[BEGIN]
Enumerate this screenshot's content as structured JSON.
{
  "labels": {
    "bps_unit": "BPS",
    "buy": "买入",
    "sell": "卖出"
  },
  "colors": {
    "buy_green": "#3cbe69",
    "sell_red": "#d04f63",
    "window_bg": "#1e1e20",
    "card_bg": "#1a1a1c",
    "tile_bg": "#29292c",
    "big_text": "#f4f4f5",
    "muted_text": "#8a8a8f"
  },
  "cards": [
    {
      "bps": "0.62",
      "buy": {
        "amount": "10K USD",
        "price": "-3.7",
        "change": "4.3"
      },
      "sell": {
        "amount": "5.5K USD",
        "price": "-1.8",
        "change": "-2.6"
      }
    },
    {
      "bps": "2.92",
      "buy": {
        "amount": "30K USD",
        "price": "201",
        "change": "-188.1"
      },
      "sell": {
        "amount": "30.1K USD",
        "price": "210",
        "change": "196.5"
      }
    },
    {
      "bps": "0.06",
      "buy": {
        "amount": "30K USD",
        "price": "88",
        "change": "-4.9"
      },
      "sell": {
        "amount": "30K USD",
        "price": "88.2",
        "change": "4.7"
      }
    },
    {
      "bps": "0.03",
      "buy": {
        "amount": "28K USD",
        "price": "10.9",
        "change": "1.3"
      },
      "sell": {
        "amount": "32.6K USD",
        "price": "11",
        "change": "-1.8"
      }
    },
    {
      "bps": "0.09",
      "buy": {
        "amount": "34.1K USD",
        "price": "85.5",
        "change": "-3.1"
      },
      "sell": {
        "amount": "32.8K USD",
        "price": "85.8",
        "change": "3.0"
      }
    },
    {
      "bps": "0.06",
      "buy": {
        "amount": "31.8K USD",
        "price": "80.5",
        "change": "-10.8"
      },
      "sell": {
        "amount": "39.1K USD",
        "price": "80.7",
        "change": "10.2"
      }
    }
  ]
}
[END]
[BEGIN]
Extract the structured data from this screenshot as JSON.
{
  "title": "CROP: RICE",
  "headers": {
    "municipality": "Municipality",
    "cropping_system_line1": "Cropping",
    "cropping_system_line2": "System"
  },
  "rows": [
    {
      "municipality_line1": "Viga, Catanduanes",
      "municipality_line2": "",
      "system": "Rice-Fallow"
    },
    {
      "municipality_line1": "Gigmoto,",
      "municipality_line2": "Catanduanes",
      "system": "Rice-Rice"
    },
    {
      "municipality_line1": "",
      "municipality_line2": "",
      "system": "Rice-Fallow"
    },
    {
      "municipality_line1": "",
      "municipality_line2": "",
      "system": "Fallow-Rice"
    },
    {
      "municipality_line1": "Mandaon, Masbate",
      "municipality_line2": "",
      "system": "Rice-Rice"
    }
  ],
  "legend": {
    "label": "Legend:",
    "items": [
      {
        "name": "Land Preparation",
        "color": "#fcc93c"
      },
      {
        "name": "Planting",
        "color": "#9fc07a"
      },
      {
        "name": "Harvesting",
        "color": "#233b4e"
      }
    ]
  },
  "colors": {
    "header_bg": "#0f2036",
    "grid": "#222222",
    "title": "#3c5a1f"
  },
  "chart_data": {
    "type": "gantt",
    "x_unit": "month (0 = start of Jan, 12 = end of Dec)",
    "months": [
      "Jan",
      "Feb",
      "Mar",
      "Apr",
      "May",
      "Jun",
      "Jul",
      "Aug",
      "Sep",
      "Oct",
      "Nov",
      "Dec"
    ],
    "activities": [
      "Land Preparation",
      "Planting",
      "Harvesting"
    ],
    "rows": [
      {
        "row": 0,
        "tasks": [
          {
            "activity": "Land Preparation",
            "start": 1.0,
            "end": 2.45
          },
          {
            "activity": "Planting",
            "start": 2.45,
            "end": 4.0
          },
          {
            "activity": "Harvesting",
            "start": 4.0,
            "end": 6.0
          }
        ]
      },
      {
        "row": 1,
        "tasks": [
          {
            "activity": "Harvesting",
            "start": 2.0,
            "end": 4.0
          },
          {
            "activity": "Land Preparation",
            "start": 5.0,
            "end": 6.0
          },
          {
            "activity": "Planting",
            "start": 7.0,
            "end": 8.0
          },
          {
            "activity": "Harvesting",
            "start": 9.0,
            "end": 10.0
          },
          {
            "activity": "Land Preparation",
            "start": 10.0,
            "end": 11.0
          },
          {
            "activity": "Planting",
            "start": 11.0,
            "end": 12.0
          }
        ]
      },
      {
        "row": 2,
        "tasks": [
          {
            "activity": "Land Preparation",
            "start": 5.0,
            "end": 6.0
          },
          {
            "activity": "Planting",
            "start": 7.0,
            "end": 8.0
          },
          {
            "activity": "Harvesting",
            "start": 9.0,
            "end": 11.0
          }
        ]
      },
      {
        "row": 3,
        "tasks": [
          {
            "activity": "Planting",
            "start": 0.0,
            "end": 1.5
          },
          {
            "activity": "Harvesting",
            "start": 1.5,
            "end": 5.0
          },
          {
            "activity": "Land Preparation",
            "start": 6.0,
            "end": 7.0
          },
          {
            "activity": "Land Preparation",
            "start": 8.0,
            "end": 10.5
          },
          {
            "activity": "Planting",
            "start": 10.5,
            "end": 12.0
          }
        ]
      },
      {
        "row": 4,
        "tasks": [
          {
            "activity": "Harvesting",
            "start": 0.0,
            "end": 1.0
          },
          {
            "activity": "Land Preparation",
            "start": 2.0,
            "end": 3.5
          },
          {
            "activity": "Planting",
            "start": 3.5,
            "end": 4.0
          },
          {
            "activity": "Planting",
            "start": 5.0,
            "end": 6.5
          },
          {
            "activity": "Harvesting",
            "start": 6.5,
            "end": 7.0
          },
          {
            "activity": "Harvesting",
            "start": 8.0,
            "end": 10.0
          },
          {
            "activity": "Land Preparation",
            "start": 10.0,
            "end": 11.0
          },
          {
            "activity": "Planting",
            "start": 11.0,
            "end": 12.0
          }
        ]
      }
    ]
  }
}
[END]
[BEGIN]
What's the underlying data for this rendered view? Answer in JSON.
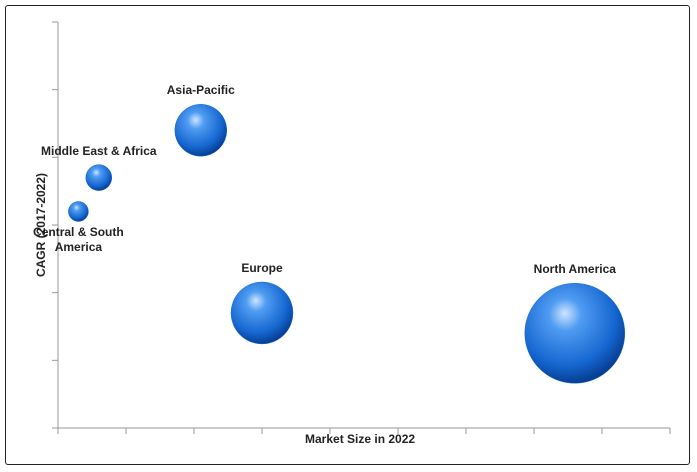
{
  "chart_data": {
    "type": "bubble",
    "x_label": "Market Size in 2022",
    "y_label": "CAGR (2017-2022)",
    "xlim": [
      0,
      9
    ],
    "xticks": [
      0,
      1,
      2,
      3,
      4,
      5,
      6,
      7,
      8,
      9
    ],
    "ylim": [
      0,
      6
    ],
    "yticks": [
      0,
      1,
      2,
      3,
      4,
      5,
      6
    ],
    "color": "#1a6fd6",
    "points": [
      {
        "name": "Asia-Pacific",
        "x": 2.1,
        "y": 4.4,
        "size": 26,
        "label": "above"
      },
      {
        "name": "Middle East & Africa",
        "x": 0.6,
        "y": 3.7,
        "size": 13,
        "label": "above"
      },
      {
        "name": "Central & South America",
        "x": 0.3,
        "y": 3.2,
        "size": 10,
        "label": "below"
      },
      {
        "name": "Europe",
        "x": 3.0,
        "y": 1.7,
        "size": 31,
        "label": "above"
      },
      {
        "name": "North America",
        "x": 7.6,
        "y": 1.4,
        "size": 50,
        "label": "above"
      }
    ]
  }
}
[END]
§ Task description: Using the listing above, pick out each line that contains the word "change", then copy it.

§ Task output:
        "change": "4.3"
        "change": "-2.6"
        "change": "-188.1"
        "change": "196.5"
        "change": "-4.9"
        "change": "4.7"
        "change": "1.3"
        "change": "-1.8"
        "change": "-3.1"
        "change": "3.0"
        "change": "-10.8"
        "change": "10.2"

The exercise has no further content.